Copy out everything from the start of the items down to the line containing "Give me the", keeping the wording the same. Leave the pictures out of your answer.

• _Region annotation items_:
═══

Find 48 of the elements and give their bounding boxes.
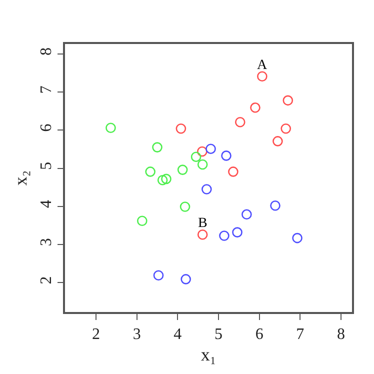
point	[157, 174, 168, 186]
x-tick-label: 4	[174, 326, 182, 343]
point	[232, 227, 242, 238]
point	[190, 152, 202, 162]
x-tick-label: 8	[336, 326, 345, 343]
y-tick-label: 5	[38, 162, 55, 170]
y-tick-label: 2	[38, 276, 55, 284]
point	[202, 184, 212, 194]
point	[180, 274, 191, 284]
point	[137, 216, 148, 226]
point	[250, 102, 260, 113]
x-axis-title: x₁	[200, 344, 216, 365]
point	[153, 270, 164, 281]
y-tick-label: 7	[38, 86, 55, 94]
x-tick-label: 7	[296, 326, 304, 343]
x-tick-label: 6	[255, 326, 264, 343]
x-tick-label: 5	[214, 326, 222, 343]
y-tick-label: 4	[38, 200, 55, 208]
point	[280, 123, 292, 134]
point	[197, 229, 208, 240]
point	[152, 142, 162, 152]
point	[197, 146, 208, 157]
point	[206, 144, 216, 154]
point	[272, 136, 283, 146]
point	[180, 202, 190, 212]
point	[234, 117, 246, 128]
point	[270, 200, 280, 211]
annotation: A	[257, 58, 268, 73]
point	[282, 95, 294, 106]
point	[106, 122, 116, 134]
y-tick-label: 8	[38, 48, 55, 56]
point	[257, 71, 268, 82]
y-tick-label: 6	[38, 124, 55, 132]
x-tick-label: 2	[92, 326, 100, 343]
point	[221, 150, 232, 161]
annotation: B	[198, 216, 208, 231]
y-axis-title: x₂	[10, 170, 31, 186]
point	[197, 159, 208, 170]
point	[177, 164, 188, 175]
point	[292, 232, 302, 244]
point	[242, 209, 252, 220]
point	[176, 123, 186, 134]
y-tick-label: 3	[38, 238, 55, 246]
point	[219, 230, 230, 241]
x-tick-label: 3	[132, 326, 141, 343]
point	[228, 166, 238, 177]
point	[145, 166, 156, 177]
point	[161, 174, 172, 184]
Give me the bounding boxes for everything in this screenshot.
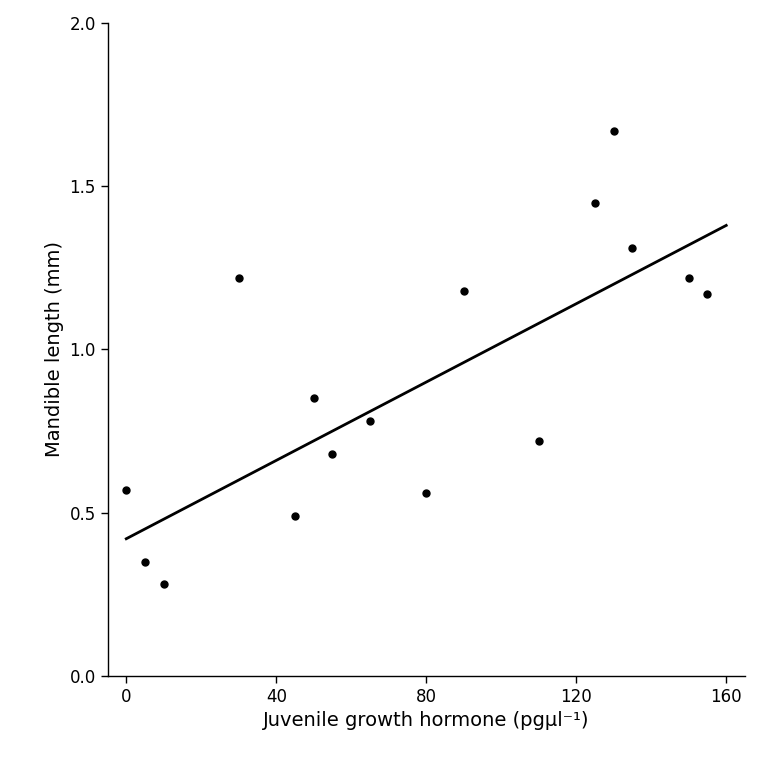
X-axis label: Juvenile growth hormone (pgμl⁻¹): Juvenile growth hormone (pgμl⁻¹) bbox=[263, 711, 590, 730]
Point bbox=[289, 510, 301, 522]
Point bbox=[157, 578, 170, 591]
Point bbox=[701, 288, 713, 300]
Point bbox=[139, 555, 151, 568]
Point bbox=[683, 271, 695, 283]
Point bbox=[420, 487, 432, 499]
Point bbox=[532, 435, 545, 447]
Point bbox=[233, 271, 245, 283]
Point bbox=[458, 285, 470, 297]
Point bbox=[607, 124, 620, 137]
Point bbox=[120, 484, 132, 496]
Point bbox=[326, 448, 339, 460]
Y-axis label: Mandible length (mm): Mandible length (mm) bbox=[45, 241, 64, 458]
Point bbox=[364, 415, 376, 427]
Point bbox=[627, 242, 639, 254]
Point bbox=[589, 197, 601, 209]
Point bbox=[308, 392, 320, 405]
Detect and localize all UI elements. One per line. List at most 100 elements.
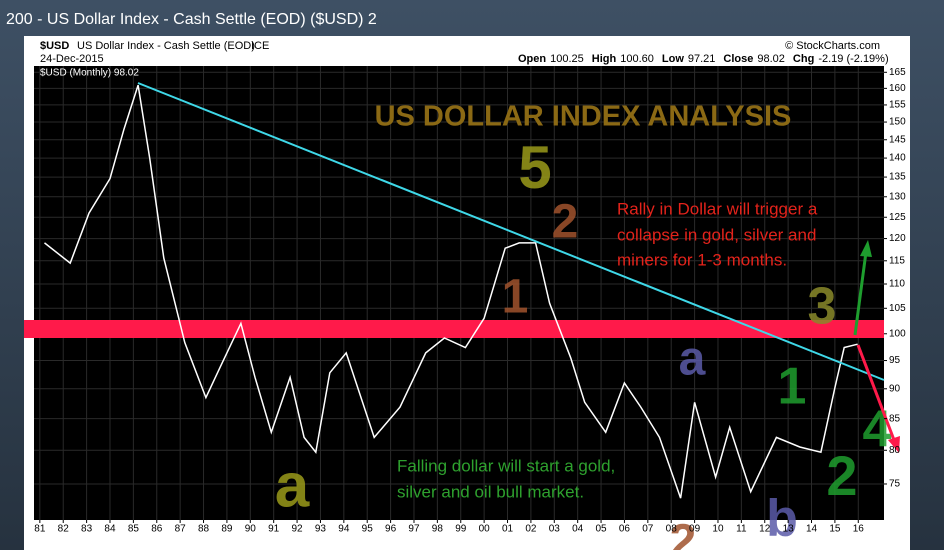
wave-label: 4 xyxy=(863,401,892,459)
x-tick-label: 83 xyxy=(81,524,93,535)
x-tick-label: 86 xyxy=(151,524,163,535)
x-tick-label: 14 xyxy=(806,524,818,535)
quote-label: Low xyxy=(662,53,684,65)
x-tick-label: 89 xyxy=(221,524,233,535)
y-tick-label: 150 xyxy=(889,117,906,128)
wave-label: b xyxy=(766,490,798,548)
wave-label: a xyxy=(275,451,310,520)
down-arrow xyxy=(856,344,896,441)
y-tick-label: 125 xyxy=(889,212,906,223)
quote-value: 100.25 xyxy=(550,53,584,65)
axes: 7580859095100105110115120125130135140145… xyxy=(34,67,906,535)
x-tick-label: 05 xyxy=(595,524,607,535)
y-tick-label: 120 xyxy=(889,233,906,244)
y-tick-label: 135 xyxy=(889,172,906,183)
plot-area xyxy=(34,66,884,520)
annotation: silver and oil bull market. xyxy=(397,482,584,501)
x-tick-label: 04 xyxy=(572,524,584,535)
y-tick-label: 100 xyxy=(889,328,906,339)
x-tick-label: 82 xyxy=(58,524,70,535)
x-tick-label: 90 xyxy=(245,524,257,535)
x-tick-label: 10 xyxy=(712,524,724,535)
x-tick-label: 87 xyxy=(175,524,187,535)
symbol: $USD xyxy=(40,40,69,52)
price-line xyxy=(44,84,858,499)
x-tick-label: 09 xyxy=(689,524,701,535)
x-tick-label: 08 xyxy=(666,524,678,535)
wave-label: 5 xyxy=(518,134,551,201)
price-layer xyxy=(44,84,858,499)
legend: $USD (Monthly) 98.02 xyxy=(40,68,139,79)
x-tick-label: 16 xyxy=(853,524,865,535)
annotation: collapse in gold, silver and xyxy=(617,225,816,244)
wave-label: 2 xyxy=(826,444,857,507)
date: 24-Dec-2015 xyxy=(40,53,104,65)
quote-label: Chg xyxy=(793,53,814,65)
y-tick-label: 105 xyxy=(889,303,906,314)
up-arrow-head xyxy=(860,240,872,257)
y-tick-label: 80 xyxy=(889,445,901,456)
x-tick-label: 96 xyxy=(385,524,397,535)
y-tick-label: 160 xyxy=(889,83,906,94)
quote-label: Close xyxy=(723,53,753,65)
x-tick-label: 13 xyxy=(783,524,795,535)
x-tick-label: 12 xyxy=(759,524,771,535)
y-tick-label: 140 xyxy=(889,153,906,164)
quote-value: -2.19 (-2.19%) xyxy=(818,53,888,65)
instrument-name: US Dollar Index - Cash Settle (EOD) xyxy=(77,40,255,52)
annotation: Rally in Dollar will trigger a xyxy=(617,199,818,218)
quote-value: 97.21 xyxy=(688,53,716,65)
x-tick-label: 01 xyxy=(502,524,514,535)
up-arrow xyxy=(853,251,868,336)
y-tick-label: 145 xyxy=(889,134,906,145)
x-tick-label: 94 xyxy=(338,524,350,535)
x-tick-label: 03 xyxy=(549,524,561,535)
y-tick-label: 90 xyxy=(889,383,901,394)
quote-label: High xyxy=(592,53,617,65)
quote: Open 100.25 High 100.60 Low 97.21 Close 98.02 Ch… xyxy=(518,53,889,65)
y-tick-label: 155 xyxy=(889,100,906,111)
y-tick-label: 110 xyxy=(889,279,905,290)
y-tick-label: 85 xyxy=(889,413,901,424)
annotation: miners for 1-3 months. xyxy=(617,250,787,269)
x-tick-label: 93 xyxy=(315,524,327,535)
trendline xyxy=(137,82,885,381)
y-tick-label: 130 xyxy=(889,191,906,202)
quote-value: 100.60 xyxy=(620,53,654,65)
wave-label: 1 xyxy=(778,358,807,416)
x-tick-label: 06 xyxy=(619,524,631,535)
y-tick-label: 115 xyxy=(889,255,905,266)
quote-value: 98.02 xyxy=(757,53,785,65)
x-tick-label: 88 xyxy=(198,524,210,535)
quote-label: Open xyxy=(518,53,546,65)
resistance-band xyxy=(24,320,884,338)
y-tick-label: 165 xyxy=(889,67,906,78)
window-title: 200 - US Dollar Index - Cash Settle (EOD… xyxy=(6,11,377,28)
wave-label: 1 xyxy=(502,271,529,324)
x-tick-label: 98 xyxy=(432,524,444,535)
x-tick-label: 95 xyxy=(362,524,374,535)
y-tick-label: 75 xyxy=(889,479,901,490)
wave-label: 3 xyxy=(808,278,837,336)
x-tick-label: 97 xyxy=(408,524,420,535)
credit: © StockCharts.com xyxy=(785,40,880,52)
x-tick-label: 81 xyxy=(34,524,46,535)
x-tick-label: 11 xyxy=(736,524,747,535)
x-tick-label: 99 xyxy=(455,524,467,535)
x-tick-label: 02 xyxy=(525,524,537,535)
exchange: ICE xyxy=(251,40,269,52)
annotations: Rally in Dollar will trigger a collapse i… xyxy=(275,134,892,550)
x-tick-label: 85 xyxy=(128,524,140,535)
wave-label: 2 xyxy=(670,516,697,550)
down-arrow-head xyxy=(888,436,900,453)
x-tick-label: 00 xyxy=(479,524,491,535)
x-tick-label: 15 xyxy=(829,524,841,535)
annotation: Falling dollar will start a gold, xyxy=(397,456,615,475)
x-tick-label: 91 xyxy=(268,524,280,535)
wave-label: 2 xyxy=(552,196,579,249)
analysis-title: US DOLLAR INDEX ANALYSIS xyxy=(375,101,792,133)
x-tick-label: 07 xyxy=(642,524,654,535)
x-tick-label: 84 xyxy=(104,524,116,535)
wave-label: a xyxy=(679,333,706,386)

═══

• _SOLUTION FOR THIS TASK_:
Find 48 of the elements and give their bounding boxes.
point	[157, 174, 168, 186]
x-tick-label: 4	[174, 326, 182, 343]
point	[232, 227, 242, 238]
point	[190, 152, 202, 162]
x-tick-label: 8	[336, 326, 345, 343]
y-tick-label: 5	[38, 162, 55, 170]
y-tick-label: 2	[38, 276, 55, 284]
point	[202, 184, 212, 194]
point	[180, 274, 191, 284]
point	[137, 216, 148, 226]
point	[250, 102, 260, 113]
x-axis-title: x₁	[200, 344, 216, 365]
point	[153, 270, 164, 281]
y-tick-label: 7	[38, 86, 55, 94]
x-tick-label: 7	[296, 326, 304, 343]
x-tick-label: 6	[255, 326, 264, 343]
x-tick-label: 5	[214, 326, 222, 343]
y-tick-label: 4	[38, 200, 55, 208]
point	[280, 123, 292, 134]
point	[197, 229, 208, 240]
point	[152, 142, 162, 152]
point	[197, 146, 208, 157]
point	[206, 144, 216, 154]
point	[272, 136, 283, 146]
point	[180, 202, 190, 212]
point	[234, 117, 246, 128]
point	[270, 200, 280, 211]
annotation: A	[257, 58, 268, 73]
point	[282, 95, 294, 106]
point	[106, 122, 116, 134]
y-tick-label: 8	[38, 48, 55, 56]
point	[257, 71, 268, 82]
y-tick-label: 6	[38, 124, 55, 132]
x-tick-label: 2	[92, 326, 100, 343]
point	[221, 150, 232, 161]
annotation: B	[198, 216, 208, 231]
y-axis-title: x₂	[10, 170, 31, 186]
point	[197, 159, 208, 170]
point	[177, 164, 188, 175]
point	[292, 232, 302, 244]
point	[242, 209, 252, 220]
point	[176, 123, 186, 134]
y-tick-label: 3	[38, 238, 55, 246]
point	[219, 230, 230, 241]
x-tick-label: 3	[132, 326, 141, 343]
point	[228, 166, 238, 177]
point	[145, 166, 156, 177]
point	[161, 174, 172, 184]
Give me the bounding boxes for everything in this screenshot.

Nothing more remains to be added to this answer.